Your task =>
The records that follow are to be repeated without alteration.

(Extracted data entries)
/---

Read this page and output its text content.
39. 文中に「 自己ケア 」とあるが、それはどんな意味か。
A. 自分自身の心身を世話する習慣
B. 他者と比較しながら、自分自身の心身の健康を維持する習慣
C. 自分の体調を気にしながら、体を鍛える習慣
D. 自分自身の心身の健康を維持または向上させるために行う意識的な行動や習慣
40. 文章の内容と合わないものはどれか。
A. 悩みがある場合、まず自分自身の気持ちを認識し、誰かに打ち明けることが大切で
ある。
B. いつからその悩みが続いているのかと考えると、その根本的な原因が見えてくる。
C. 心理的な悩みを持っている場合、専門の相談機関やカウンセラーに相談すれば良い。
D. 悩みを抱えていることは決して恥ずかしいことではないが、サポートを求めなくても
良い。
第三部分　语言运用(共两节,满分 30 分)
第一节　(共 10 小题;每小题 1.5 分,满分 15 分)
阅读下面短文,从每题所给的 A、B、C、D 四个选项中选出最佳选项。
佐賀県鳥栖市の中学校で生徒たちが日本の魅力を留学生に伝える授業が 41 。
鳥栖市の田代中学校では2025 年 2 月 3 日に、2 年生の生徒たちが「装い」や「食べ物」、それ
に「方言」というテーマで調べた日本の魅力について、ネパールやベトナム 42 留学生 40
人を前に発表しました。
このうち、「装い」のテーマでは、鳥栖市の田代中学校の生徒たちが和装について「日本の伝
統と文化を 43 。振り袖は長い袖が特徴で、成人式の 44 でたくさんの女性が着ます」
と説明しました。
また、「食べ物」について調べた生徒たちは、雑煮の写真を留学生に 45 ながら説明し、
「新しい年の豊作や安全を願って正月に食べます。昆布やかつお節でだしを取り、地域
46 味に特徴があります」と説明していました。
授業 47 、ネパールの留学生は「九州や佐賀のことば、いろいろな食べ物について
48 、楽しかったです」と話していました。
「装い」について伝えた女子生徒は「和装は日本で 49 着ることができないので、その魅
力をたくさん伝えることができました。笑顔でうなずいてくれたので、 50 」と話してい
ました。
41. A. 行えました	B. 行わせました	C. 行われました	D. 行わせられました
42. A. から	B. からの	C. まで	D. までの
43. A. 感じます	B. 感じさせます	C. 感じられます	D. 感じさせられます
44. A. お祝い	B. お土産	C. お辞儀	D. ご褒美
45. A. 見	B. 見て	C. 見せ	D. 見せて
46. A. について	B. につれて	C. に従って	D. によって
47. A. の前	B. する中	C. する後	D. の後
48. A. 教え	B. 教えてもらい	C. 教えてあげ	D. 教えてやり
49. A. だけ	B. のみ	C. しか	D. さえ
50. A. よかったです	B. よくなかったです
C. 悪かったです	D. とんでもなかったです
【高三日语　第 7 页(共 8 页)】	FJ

\---

Result below =>
Read this page and output its text content.
39. 文中に「 自己ケア 」とあるが、それはどんな意味か。
A. 自分自身の心身を世話する習慣
B. 他者と比較しながら、自分自身の心身の健康を維持する習慣
C. 自分の体調を気にしながら、体を鍛える習慣
D. 自分自身の心身の健康を維持または向上させるために行う意識的な行動や習慣
40. 文章の内容と合わないものはどれか。
A. 悩みがある場合、まず自分自身の気持ちを認識し、誰かに打ち明けることが大切で
ある。
B. いつからその悩みが続いているのかと考えると、その根本的な原因が見えてくる。
C. 心理的な悩みを持っている場合、専門の相談機関やカウンセラーに相談すれば良い。
D. 悩みを抱えていることは決して恥ずかしいことではないが、サポートを求めなくても
良い。
第三部分　语言运用(共两节,满分 30 分)
第一节　(共 10 小题;每小题 1.5 分,满分 15 分)
阅读下面短文,从每题所给的 A、B、C、D 四个选项中选出最佳选项。
佐賀県鳥栖市の中学校で生徒たちが日本の魅力を留学生に伝える授業が 41 。
鳥栖市の田代中学校では2025 年 2 月 3 日に、2 年生の生徒たちが「装い」や「食べ物」、それ
に「方言」というテーマで調べた日本の魅力について、ネパールやベトナム 42 留学生 40
人を前に発表しました。
このうち、「装い」のテーマでは、鳥栖市の田代中学校の生徒たちが和装について「日本の伝
統と文化を 43 。振り袖は長い袖が特徴で、成人式の 44 でたくさんの女性が着ます」
と説明しました。
また、「食べ物」について調べた生徒たちは、雑煮の写真を留学生に 45 ながら説明し、
「新しい年の豊作や安全を願って正月に食べます。昆布やかつお節でだしを取り、地域
46 味に特徴があります」と説明していました。
授業 47 、ネパールの留学生は「九州や佐賀のことば、いろいろな食べ物について
48 、楽しかったです」と話していました。
「装い」について伝えた女子生徒は「和装は日本で 49 着ることができないので、その魅
力をたくさん伝えることができました。笑顔でうなずいてくれたので、 50 」と話してい
ました。
41. A. 行えました	B. 行わせました	C. 行われました	D. 行わせられました
42. A. から	B. からの	C. まで	D. までの
43. A. 感じます	B. 感じさせます	C. 感じられます	D. 感じさせられます
44. A. お祝い	B. お土産	C. お辞儀	D. ご褒美
45. A. 見	B. 見て	C. 見せ	D. 見せて
46. A. について	B. につれて	C. に従って	D. によって
47. A. の前	B. する中	C. する後	D. の後
48. A. 教え	B. 教えてもらい	C. 教えてあげ	D. 教えてやり
49. A. だけ	B. のみ	C. しか	D. さえ
50. A. よかったです	B. よくなかったです
C. 悪かったです	D. とんでもなかったです
【高三日语　第 7 页(共 8 页)】	FJ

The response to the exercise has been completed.